## Stated exercise
Count the lines in the records below that contain the word "name", and reply with only that number.

## Listed entries
•••••

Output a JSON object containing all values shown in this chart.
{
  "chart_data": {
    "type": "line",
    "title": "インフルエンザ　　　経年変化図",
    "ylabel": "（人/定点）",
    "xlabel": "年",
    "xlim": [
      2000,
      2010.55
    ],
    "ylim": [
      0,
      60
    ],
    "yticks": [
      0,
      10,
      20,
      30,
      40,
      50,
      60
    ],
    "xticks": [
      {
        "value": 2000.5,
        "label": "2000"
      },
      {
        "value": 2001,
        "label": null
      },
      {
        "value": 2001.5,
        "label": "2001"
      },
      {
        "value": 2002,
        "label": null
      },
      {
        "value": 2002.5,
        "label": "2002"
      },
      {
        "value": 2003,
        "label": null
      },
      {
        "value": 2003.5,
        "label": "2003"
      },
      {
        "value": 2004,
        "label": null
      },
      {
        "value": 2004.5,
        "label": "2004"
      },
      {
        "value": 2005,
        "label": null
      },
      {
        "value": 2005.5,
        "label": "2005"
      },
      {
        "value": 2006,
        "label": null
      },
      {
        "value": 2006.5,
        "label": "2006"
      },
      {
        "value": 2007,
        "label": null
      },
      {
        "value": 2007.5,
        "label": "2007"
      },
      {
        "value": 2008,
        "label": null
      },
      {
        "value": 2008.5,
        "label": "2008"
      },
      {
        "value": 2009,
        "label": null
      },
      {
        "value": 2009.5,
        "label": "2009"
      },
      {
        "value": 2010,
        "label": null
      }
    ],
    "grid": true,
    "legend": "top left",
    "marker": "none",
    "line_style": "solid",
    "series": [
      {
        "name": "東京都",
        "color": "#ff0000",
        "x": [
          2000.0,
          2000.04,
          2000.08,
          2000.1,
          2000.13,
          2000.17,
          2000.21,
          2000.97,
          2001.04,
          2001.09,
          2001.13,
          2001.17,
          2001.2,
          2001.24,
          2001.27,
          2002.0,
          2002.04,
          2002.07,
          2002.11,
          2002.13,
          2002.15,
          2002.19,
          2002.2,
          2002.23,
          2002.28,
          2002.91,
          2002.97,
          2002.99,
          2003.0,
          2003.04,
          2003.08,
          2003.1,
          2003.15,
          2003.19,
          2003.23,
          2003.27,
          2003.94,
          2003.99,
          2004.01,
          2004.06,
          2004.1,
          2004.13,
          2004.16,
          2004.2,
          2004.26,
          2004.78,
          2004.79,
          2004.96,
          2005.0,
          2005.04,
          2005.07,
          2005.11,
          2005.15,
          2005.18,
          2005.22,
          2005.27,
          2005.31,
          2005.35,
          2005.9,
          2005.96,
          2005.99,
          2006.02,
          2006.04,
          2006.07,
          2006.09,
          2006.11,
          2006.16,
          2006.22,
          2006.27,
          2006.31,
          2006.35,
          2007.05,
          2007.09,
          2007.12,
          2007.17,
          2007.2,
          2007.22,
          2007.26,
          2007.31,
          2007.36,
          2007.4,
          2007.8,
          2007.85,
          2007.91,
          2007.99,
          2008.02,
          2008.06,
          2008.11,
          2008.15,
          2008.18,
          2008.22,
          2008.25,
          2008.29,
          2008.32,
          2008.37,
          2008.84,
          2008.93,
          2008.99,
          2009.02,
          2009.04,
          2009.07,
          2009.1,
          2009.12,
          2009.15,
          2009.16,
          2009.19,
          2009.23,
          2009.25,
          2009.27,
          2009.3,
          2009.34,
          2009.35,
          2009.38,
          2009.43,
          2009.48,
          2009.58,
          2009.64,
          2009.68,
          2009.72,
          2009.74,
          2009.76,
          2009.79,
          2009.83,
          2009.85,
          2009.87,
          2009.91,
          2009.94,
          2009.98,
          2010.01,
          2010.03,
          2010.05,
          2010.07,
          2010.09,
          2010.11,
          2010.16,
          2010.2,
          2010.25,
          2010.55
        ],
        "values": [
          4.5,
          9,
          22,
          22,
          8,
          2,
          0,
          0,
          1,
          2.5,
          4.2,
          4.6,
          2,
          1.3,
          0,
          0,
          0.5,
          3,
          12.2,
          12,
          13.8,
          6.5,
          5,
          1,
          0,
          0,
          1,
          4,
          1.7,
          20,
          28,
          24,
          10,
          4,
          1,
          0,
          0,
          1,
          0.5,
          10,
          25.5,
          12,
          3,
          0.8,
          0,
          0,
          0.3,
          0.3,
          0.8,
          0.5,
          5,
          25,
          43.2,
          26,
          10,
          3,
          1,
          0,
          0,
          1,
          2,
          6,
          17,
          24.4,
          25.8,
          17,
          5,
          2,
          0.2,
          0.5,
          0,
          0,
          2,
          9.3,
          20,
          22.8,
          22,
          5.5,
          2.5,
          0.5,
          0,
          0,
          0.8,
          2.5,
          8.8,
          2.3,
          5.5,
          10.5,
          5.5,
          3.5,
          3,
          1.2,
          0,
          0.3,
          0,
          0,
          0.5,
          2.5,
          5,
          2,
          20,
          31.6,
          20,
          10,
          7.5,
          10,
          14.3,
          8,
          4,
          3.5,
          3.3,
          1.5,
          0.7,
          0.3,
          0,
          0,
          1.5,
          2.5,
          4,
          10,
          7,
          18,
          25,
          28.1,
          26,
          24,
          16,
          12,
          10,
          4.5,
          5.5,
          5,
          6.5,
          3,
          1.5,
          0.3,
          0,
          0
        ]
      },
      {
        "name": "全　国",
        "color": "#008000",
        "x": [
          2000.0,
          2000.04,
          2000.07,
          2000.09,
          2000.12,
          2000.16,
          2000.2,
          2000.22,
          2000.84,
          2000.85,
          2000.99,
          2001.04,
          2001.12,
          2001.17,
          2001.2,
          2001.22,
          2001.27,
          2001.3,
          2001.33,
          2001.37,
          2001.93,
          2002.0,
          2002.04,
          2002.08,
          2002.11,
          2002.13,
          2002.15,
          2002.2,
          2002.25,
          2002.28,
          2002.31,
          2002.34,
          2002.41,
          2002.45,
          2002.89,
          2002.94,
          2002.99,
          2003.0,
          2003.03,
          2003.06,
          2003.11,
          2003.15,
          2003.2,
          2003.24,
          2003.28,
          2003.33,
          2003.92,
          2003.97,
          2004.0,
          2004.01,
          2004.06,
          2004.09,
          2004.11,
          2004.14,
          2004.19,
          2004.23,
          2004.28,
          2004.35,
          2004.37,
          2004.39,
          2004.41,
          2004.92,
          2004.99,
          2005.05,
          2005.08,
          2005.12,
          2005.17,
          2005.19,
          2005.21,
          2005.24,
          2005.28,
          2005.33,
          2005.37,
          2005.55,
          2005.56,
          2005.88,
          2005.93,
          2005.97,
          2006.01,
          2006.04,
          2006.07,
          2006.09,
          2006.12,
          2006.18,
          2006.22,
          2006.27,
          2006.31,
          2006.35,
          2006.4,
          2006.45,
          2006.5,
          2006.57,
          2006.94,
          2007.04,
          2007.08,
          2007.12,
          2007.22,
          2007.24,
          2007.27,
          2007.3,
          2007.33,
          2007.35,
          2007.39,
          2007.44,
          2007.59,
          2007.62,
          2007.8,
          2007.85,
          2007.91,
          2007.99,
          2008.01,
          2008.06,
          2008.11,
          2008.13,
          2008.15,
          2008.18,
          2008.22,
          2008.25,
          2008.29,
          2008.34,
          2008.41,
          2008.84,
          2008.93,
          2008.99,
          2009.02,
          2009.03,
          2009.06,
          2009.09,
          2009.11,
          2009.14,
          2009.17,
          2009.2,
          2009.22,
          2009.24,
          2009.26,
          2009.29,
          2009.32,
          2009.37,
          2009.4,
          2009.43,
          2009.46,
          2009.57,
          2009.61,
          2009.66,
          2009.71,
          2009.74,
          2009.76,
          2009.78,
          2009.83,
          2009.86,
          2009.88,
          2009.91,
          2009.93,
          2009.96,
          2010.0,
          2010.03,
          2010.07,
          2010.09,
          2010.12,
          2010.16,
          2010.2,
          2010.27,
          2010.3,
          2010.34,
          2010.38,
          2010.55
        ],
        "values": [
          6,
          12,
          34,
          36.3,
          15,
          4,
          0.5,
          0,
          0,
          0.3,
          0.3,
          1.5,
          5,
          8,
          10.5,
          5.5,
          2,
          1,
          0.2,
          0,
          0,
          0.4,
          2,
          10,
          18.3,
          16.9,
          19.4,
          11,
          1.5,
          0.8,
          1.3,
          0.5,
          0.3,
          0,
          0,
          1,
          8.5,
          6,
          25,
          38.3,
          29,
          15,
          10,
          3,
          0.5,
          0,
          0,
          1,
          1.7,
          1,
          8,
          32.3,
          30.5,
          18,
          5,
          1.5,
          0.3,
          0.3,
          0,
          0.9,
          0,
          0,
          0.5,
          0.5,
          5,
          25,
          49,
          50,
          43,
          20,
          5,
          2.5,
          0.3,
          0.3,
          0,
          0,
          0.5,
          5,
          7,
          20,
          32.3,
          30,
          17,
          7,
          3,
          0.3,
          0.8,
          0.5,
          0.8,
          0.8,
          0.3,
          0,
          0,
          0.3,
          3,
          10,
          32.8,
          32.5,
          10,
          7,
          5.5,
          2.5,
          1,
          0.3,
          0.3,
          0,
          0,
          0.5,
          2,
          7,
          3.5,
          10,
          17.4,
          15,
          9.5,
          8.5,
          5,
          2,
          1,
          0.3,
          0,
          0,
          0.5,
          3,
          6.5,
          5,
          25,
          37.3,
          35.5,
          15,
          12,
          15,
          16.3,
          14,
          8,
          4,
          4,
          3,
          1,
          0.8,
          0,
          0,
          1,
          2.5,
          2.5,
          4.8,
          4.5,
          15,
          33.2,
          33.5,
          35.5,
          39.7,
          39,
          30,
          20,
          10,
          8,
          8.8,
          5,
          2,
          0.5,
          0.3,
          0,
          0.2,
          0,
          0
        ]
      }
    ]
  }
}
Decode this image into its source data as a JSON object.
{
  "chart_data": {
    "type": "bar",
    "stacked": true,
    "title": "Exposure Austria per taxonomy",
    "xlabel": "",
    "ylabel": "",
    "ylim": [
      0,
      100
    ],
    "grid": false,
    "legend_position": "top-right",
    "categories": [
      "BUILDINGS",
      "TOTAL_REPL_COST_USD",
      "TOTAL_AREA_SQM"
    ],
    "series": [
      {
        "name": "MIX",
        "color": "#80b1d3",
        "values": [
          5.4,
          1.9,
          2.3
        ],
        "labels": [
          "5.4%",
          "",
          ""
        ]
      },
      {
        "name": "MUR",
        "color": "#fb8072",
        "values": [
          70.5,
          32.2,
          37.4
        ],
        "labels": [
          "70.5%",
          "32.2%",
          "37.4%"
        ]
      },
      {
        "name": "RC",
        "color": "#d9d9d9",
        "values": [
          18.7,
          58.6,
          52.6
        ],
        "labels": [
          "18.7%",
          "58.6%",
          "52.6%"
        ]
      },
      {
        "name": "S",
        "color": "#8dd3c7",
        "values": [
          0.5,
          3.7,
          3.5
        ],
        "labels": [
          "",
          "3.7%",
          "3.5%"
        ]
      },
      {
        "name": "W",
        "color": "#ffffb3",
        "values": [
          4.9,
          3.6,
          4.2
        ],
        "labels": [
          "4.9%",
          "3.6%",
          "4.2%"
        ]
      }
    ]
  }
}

•••••

## Right answer
7